>> BEGIN Working data

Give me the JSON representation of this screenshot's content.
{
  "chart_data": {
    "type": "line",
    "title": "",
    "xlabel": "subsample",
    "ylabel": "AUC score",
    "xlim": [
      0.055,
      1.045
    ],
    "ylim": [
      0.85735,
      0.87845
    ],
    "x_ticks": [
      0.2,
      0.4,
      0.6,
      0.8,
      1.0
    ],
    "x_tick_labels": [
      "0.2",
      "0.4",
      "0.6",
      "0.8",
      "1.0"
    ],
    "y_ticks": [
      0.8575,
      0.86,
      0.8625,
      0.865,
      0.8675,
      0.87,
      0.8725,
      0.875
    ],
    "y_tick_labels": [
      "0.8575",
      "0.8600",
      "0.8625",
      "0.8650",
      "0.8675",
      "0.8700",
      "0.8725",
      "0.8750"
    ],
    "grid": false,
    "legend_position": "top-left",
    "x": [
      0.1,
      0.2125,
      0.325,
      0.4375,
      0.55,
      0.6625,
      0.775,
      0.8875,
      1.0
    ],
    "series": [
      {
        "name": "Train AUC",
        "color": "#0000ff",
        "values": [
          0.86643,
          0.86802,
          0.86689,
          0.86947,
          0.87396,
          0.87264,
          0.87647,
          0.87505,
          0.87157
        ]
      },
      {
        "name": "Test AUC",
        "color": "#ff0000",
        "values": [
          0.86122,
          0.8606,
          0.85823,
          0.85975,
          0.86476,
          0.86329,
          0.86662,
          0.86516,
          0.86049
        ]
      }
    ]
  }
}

>> END Working data
>> BEGIN Working data

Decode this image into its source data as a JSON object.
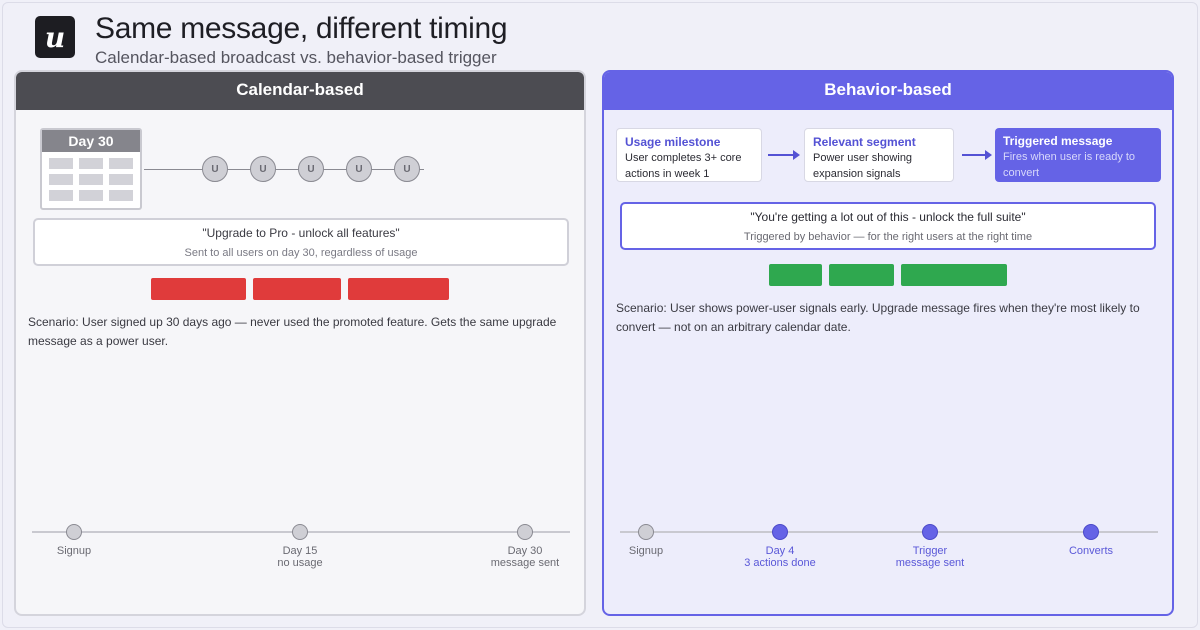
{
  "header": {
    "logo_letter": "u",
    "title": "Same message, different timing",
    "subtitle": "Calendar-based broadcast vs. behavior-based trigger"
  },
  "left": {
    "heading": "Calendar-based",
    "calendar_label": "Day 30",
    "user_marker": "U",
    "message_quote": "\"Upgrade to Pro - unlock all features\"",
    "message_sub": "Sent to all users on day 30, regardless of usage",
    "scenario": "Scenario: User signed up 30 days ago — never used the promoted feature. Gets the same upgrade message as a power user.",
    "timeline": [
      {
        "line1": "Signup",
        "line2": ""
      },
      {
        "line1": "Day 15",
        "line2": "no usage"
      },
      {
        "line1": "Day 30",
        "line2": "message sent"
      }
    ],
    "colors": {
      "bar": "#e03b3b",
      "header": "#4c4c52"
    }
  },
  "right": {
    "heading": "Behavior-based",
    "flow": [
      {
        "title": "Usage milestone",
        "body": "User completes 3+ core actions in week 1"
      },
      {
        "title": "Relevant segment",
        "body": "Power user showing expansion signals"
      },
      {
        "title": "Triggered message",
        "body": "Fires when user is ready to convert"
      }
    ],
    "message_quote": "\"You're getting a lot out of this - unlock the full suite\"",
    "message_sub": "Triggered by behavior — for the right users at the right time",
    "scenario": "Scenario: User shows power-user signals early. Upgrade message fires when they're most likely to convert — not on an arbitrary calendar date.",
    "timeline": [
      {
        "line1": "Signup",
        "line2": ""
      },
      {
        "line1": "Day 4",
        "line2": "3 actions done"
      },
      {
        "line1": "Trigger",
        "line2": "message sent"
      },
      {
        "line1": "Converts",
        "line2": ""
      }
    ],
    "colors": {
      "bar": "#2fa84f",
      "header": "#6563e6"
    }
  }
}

>> END Working data

--- Task prompt ---
Search the data for the string "actions" and copy each line where it appears.

--- Solution to the problem ---
        "body": "User completes 3+ core actions in week 1"
        "line2": "3 actions done"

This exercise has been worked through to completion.